THE REQUEST: From the listing below, select every line where the word "file" appears.

[Records from a data collection]

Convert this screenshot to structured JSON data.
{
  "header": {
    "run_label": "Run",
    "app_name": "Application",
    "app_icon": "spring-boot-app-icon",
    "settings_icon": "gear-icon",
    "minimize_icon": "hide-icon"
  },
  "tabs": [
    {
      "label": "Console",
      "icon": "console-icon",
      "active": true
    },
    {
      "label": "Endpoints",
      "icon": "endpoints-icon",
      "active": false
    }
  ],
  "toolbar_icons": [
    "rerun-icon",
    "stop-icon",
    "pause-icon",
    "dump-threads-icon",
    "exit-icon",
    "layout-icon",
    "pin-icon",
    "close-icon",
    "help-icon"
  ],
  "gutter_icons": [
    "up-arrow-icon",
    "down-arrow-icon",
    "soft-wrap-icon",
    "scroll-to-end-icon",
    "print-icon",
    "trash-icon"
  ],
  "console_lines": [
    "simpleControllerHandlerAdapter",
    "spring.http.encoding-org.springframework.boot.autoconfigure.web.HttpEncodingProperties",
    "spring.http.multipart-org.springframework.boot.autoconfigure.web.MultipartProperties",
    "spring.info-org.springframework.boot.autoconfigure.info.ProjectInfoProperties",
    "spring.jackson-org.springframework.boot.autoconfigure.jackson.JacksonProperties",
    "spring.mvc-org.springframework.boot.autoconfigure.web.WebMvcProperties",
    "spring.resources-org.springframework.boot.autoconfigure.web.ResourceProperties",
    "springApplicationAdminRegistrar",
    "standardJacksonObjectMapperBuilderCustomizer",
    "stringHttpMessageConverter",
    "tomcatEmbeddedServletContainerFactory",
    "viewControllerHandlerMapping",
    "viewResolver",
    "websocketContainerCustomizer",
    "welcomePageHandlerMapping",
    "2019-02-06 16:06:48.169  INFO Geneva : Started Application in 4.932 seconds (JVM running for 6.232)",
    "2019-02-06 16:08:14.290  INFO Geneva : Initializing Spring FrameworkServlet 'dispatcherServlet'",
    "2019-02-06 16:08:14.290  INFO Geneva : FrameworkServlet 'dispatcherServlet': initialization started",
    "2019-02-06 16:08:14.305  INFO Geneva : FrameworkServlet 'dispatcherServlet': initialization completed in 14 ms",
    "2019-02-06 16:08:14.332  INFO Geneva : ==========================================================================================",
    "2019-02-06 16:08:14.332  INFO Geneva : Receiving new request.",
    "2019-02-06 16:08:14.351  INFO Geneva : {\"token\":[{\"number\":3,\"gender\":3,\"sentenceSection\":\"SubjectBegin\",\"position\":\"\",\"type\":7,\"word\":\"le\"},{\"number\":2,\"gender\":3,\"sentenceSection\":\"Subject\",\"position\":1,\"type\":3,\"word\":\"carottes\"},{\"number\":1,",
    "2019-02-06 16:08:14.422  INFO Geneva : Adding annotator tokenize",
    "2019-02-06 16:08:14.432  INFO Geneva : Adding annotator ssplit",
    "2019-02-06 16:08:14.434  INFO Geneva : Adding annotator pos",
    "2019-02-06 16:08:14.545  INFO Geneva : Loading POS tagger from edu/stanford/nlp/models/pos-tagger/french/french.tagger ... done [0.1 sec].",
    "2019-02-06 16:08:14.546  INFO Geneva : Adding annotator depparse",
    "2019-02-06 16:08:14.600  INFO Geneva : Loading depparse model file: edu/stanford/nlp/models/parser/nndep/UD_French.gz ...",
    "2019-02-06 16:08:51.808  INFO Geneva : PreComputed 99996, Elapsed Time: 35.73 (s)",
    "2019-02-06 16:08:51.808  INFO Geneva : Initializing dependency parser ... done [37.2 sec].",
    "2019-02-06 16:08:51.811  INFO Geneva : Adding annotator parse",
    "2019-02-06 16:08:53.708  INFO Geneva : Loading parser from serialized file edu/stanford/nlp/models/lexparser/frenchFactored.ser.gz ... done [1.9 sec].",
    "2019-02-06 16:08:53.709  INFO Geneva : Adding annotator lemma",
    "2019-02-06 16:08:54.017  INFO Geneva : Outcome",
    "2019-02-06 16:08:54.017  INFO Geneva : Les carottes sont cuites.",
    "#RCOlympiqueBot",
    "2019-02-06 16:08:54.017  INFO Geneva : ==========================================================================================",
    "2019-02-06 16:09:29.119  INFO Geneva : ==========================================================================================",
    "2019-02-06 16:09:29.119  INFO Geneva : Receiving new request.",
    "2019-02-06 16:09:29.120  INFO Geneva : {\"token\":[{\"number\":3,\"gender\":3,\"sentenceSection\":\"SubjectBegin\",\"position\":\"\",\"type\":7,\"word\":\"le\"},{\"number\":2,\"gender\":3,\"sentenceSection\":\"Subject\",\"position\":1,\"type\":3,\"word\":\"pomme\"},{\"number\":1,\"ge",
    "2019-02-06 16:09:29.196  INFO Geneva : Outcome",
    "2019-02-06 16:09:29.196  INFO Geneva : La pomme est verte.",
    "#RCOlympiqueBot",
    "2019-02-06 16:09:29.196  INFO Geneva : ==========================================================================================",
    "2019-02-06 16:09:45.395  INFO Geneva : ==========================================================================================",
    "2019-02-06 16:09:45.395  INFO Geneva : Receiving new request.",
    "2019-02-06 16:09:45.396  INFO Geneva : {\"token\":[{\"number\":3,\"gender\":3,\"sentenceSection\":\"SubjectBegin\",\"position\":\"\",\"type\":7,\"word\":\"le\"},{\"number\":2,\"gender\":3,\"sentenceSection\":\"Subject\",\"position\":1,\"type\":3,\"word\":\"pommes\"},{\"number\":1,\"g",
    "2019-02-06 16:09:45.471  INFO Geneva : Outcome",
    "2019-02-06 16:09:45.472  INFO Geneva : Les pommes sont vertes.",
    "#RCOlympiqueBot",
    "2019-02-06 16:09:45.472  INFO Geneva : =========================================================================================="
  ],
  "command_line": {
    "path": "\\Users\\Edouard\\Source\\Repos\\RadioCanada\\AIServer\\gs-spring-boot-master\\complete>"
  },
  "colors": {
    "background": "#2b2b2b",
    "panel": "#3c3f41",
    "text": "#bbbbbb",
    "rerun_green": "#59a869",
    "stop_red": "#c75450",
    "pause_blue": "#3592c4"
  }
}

TASK RESPONSE:
    "2019-02-06 16:08:14.600  INFO Geneva : Loading depparse model file: edu/stanford/nlp/models/parser/nndep/UD_French.gz ...",
    "2019-02-06 16:08:53.708  INFO Geneva : Loading parser from serialized file edu/stanford/nlp/models/lexparser/frenchFactored.ser.gz ... done [1.9 sec].",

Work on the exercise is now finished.